══ MATERIAL FOR THIS TASK

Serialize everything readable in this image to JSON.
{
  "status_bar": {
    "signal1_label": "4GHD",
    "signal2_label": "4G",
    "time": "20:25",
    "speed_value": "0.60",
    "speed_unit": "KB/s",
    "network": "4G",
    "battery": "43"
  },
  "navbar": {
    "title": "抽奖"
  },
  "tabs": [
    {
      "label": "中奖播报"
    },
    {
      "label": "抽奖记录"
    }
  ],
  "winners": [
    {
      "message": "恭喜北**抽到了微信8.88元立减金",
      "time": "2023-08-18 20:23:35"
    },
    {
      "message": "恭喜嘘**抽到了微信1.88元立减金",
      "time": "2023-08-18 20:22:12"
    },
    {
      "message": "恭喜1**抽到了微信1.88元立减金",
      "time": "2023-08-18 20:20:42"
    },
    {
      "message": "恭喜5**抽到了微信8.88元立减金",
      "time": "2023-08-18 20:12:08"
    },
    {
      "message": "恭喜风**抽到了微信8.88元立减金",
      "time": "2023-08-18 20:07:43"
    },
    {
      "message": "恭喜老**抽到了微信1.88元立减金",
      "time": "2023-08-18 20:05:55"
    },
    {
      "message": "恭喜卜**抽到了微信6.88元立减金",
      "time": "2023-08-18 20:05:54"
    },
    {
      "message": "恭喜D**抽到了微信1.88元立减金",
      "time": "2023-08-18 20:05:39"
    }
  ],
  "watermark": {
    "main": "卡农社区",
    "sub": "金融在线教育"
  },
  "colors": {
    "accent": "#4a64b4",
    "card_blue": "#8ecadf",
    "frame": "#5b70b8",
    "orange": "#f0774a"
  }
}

════

PROBLEM TO SOLVE >>
Repeat each record in full; every line must match exactly.

OUTPUT >>
Serialize everything readable in this image to JSON.
{
  "status_bar": {
    "signal1_label": "4GHD",
    "signal2_label": "4G",
    "time": "20:25",
    "speed_value": "0.60",
    "speed_unit": "KB/s",
    "network": "4G",
    "battery": "43"
  },
  "navbar": {
    "title": "抽奖"
  },
  "tabs": [
    {
      "label": "中奖播报"
    },
    {
      "label": "抽奖记录"
    }
  ],
  "winners": [
    {
      "message": "恭喜北**抽到了微信8.88元立减金",
      "time": "2023-08-18 20:23:35"
    },
    {
      "message": "恭喜嘘**抽到了微信1.88元立减金",
      "time": "2023-08-18 20:22:12"
    },
    {
      "message": "恭喜1**抽到了微信1.88元立减金",
      "time": "2023-08-18 20:20:42"
    },
    {
      "message": "恭喜5**抽到了微信8.88元立减金",
      "time": "2023-08-18 20:12:08"
    },
    {
      "message": "恭喜风**抽到了微信8.88元立减金",
      "time": "2023-08-18 20:07:43"
    },
    {
      "message": "恭喜老**抽到了微信1.88元立减金",
      "time": "2023-08-18 20:05:55"
    },
    {
      "message": "恭喜卜**抽到了微信6.88元立减金",
      "time": "2023-08-18 20:05:54"
    },
    {
      "message": "恭喜D**抽到了微信1.88元立减金",
      "time": "2023-08-18 20:05:39"
    }
  ],
  "watermark": {
    "main": "卡农社区",
    "sub": "金融在线教育"
  },
  "colors": {
    "accent": "#4a64b4",
    "card_blue": "#8ecadf",
    "frame": "#5b70b8",
    "orange": "#f0774a"
  }
}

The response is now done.